_Task list_.
**a.** Render this sentence from the abstract on portal vein thrombosis in cirrhosis into Spanish: "Portal vein thrombosis (PVT) is a frequent complication in cirrhosis, particularly in advanced stages of the disease."
**b.** Extend the abstract on portal vein thrombosis in cirrhosis with new writing that picks up after its final sentence.

Published online Dec 18, 2015. doi: 10.4254/wjh.v7.i29.2906
Peer-review started: July 9, 2015
First decision: August 25, 2015
Revised: November 8, 2015
Accepted: December 1, 2015
Article in press: December 2, 2015
Published online: December 18, 2015
Portal vein thrombosis (PVT) is a frequent complication in cirrhosis, particularly in advanced stages of the disease. As for general venous thromboembolism, risk factors for PVT are slow blood flow, vessel wall damage and hypercoagulability, all features of advanced cirrhosis. Actually, the old dogma of a hemorrhagic tendency in cirrhosis has been challenged by new laboratory tools and the clinical evidence that venous thrombosis also occurs in cirrhosis. The impaired hepatic synthesis of both pro- and anticoagulants leads to a rebalanced hemostasis, more liable to be tipped towards thrombosis or even bleeding. Conventional anticoagulant drugs (low molecular weight heparin or vitamin K antagonists) may be used in cirrhosis patients with PVT, particularly in those eligible for liver transplantation, to prevent thrombosis progression thus permitting/facilitating liver transplant. However, several doubts exist on the level of anticoagulation achieved as estimated by coagulation tests, on the efficacy of treatment monitoring and on the correct timing for discontinuation in non-transplant candidates, while in transplant candidates there is expert consensus on continuing anticoagulation until transplantation. The recent introduction of direct acting oral anticoagulant drugs (DOACs) in other clinical settings generates much interest on their possible application in patients with cirrhosis and PVT. However, DOACs were not evaluated yet in patients with liver disease and cannot be recommended for the present time.

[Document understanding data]
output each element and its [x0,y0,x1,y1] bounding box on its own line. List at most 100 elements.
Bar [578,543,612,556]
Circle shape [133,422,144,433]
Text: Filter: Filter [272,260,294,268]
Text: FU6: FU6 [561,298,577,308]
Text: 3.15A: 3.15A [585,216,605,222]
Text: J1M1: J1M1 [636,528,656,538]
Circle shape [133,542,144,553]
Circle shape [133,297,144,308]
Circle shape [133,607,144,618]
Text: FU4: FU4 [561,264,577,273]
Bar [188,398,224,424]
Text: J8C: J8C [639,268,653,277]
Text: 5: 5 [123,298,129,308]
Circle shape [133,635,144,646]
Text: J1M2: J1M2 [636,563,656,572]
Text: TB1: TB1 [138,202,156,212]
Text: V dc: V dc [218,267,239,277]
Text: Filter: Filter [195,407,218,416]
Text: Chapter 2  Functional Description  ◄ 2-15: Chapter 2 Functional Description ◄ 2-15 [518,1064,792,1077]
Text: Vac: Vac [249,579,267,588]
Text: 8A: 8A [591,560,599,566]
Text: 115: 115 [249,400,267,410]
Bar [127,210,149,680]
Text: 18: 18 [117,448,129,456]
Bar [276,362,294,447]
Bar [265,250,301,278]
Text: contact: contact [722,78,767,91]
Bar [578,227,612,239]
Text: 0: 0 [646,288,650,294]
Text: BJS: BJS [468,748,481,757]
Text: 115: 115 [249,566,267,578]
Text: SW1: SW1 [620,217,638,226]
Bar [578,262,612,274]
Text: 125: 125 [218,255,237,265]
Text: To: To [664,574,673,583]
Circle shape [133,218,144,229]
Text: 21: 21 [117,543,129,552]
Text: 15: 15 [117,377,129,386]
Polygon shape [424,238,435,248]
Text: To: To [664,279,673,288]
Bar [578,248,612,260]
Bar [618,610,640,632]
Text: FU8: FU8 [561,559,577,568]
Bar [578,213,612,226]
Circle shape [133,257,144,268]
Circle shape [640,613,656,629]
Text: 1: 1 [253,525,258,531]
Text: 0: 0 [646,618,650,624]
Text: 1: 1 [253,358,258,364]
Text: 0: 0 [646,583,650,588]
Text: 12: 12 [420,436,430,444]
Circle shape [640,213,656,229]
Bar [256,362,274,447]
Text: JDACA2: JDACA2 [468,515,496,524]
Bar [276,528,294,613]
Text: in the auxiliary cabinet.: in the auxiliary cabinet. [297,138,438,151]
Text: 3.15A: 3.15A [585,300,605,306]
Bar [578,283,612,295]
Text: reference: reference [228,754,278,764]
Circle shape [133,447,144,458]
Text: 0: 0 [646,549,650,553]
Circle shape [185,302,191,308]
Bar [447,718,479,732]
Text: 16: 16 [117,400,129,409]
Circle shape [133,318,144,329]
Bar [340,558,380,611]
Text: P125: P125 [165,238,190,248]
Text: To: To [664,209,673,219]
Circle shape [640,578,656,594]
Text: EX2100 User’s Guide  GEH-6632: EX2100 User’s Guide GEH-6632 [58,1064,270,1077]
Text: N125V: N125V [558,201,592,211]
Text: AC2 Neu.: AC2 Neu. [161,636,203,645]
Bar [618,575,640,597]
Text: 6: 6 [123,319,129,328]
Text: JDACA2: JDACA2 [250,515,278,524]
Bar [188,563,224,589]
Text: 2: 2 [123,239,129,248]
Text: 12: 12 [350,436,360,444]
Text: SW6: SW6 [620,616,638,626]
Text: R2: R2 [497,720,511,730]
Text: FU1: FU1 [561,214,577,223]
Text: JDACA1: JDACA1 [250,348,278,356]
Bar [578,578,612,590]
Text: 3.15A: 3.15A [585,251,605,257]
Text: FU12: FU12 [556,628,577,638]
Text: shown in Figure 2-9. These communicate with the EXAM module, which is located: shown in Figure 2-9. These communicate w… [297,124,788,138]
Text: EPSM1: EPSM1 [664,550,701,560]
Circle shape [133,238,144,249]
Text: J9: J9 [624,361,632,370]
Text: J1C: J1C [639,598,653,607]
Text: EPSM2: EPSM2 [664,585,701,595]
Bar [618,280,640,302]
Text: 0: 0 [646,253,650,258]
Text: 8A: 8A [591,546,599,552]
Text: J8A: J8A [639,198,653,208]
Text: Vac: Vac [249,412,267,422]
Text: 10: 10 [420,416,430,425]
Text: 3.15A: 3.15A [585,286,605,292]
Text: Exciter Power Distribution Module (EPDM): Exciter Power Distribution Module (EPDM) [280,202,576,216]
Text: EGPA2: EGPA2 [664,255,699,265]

_Responses by item number_.
**a.** La trombosis de la vena porta (PVT) es una complicación frecuente en la cirrosis, particularmente en las etapas avanzadas de la enfermedad.

**b.**
Core tip: Impaired liver synthesis of both pro- and anticoagulants maintains a haemostatic balance in advanced liver disease, but this balance is more unstable than in healthy subjects and can be easily tipped towards thrombosis or bleeding. Portal vein thrombosis (PVT) frequently occurs in advanced stages of cirrhosis and, if occlusive or extensive, may complicate or impede liver transplant. Therefore, prevention and treatment of PVT are frequent issues in cirrhosis patients, particularly in those eligible to liver transplant. Current treatments are with low molecular weight heparin or vitamin K antagonists and should be continued until transplantation in liver candidates, whereas no consensus exists regarding the duration of anticoagulation in non-transplant candidates.